Consigne.
Reprenez le texte sur la fragilité des personnes âgées ci-dessous et poursuivez-le à partir de sa dernière phrase.

Extrait fourni.
┄┄┄┄┄┄┄┄┄┄
Créer les conditions d’une réversibilité de la situation de fragilité
Pour en revenir à la fragilité, le diagnostic de fragilité est bien documenté et obéit à des protocoles scientifiquement éprouvés. En revanche une fois que le diagnostic est posé. La mise en place de la thérapeutique demande un suivi opérationnel qui fait aujourd’hui défaut. Les acteurs de soins devraient se donner les moyens de créer un parcours de soins permettant de créer la motivation et les moyens d’une activité physique spécifique et adaptée pour les personnes fragiles. Notre système de santé manque de cet accompagnement opérationnel si nécessaire à la réversibilité de la situation de fragilité. Aujourd’hui on estime à raison qu’il faut gérer la dépendance, mais ne faudrait-il pas se donner les moyens d’en reculer la survenue le plus longtemps possible en admettant que cette situation n’est pas obligatoirement inéluctable.
Agir en interprofessionnalité
La seconde table ronde a réuni les interlocuteurs de la personne âgée que sont le médecin généraliste, l’infirmière et le pharmacien, mais aussi la représentante d’un label de démarche qualité HS2 et un infirmier de soins palliatifs.
┄┄┄┄┄┄┄┄┄┄
Données à examiner.
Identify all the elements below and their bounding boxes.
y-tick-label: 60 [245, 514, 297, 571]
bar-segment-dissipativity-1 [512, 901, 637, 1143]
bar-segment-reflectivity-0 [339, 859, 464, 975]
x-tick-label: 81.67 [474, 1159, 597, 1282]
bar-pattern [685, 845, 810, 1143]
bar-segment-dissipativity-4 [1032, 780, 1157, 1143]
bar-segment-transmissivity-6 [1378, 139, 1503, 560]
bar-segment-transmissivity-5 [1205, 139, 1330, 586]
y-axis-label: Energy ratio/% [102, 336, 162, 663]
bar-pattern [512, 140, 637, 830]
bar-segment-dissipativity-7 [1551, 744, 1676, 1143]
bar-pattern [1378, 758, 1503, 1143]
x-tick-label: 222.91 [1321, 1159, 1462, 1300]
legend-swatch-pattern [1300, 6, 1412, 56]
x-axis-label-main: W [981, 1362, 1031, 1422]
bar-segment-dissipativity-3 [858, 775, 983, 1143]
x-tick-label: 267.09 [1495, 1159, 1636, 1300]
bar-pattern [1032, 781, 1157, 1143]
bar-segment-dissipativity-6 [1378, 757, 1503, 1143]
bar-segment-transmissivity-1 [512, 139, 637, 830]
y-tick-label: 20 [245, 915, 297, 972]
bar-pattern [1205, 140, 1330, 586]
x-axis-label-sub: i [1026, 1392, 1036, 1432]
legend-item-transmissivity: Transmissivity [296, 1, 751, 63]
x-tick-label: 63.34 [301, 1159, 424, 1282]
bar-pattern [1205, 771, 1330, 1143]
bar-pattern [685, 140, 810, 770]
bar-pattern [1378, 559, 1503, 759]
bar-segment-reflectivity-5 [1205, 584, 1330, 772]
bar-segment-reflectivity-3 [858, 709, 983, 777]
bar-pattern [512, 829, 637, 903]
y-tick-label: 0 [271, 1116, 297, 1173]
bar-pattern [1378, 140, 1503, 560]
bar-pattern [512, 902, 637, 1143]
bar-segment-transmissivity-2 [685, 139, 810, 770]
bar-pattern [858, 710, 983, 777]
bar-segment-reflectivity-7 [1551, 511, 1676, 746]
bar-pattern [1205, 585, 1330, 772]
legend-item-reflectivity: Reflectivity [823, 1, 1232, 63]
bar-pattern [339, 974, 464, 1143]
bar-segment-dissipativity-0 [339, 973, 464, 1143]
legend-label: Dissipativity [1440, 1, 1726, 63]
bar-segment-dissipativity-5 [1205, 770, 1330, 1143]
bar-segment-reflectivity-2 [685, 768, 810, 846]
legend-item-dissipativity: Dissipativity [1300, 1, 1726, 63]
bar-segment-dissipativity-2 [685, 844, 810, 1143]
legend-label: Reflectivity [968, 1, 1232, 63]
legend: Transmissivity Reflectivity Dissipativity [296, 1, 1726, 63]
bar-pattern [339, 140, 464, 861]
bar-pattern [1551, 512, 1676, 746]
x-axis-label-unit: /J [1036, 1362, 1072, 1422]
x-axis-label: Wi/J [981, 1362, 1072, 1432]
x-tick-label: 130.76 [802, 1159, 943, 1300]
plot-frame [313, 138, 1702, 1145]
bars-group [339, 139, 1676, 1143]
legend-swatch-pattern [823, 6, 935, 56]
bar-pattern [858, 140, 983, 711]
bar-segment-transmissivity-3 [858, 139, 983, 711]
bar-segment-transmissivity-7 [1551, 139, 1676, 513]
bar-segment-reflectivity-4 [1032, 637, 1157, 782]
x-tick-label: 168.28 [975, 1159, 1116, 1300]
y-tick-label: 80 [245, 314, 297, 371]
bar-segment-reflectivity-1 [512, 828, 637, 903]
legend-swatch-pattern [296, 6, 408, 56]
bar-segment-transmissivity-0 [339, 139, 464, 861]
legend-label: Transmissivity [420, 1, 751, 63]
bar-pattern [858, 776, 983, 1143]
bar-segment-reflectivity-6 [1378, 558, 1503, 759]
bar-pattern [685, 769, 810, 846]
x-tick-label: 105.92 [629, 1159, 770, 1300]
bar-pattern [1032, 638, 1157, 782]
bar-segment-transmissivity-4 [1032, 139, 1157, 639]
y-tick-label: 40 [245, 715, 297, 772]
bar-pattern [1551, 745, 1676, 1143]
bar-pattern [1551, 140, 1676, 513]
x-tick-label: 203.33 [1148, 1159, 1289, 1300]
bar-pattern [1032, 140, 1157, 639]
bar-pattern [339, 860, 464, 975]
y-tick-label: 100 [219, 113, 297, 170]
┄┄┄┄┄┄┄┄┄┄
Votre réponse.
La nécessité d’une interprofessionnalité de proximité est une nécessité. Malheureusement et malgré l’implication des intervenants et la qualité des opérations mises en œuvre, les résultats restent limités. Dans certains territoires la désertification médicale et la pénurie de certains médicaments rendent le travail des acteurs de soins difficiles. Ces derniers sont parfois dans des situations économiques tendues alors même que leur intervention apparaît comme particulièrement utile. Les critères économiques empêchent souvent d’envisager une prise en charge efficace et parfois préventive des personnes âgées souvent laissées en déshérence faute d’investissement dans un accompagnement de proximité.
Heureusement des antennes mobiles permettent la visite d’infirmières spécialisées au domicile de patients qui ne peuvent plus se déplacer et des associations viennent en aide à ces personnes isolées en les visitant. Le pharmacien en tant qu’acteur de soin de proximité peut faciliter ces prises en charge en conseillant les patients et leurs aidants.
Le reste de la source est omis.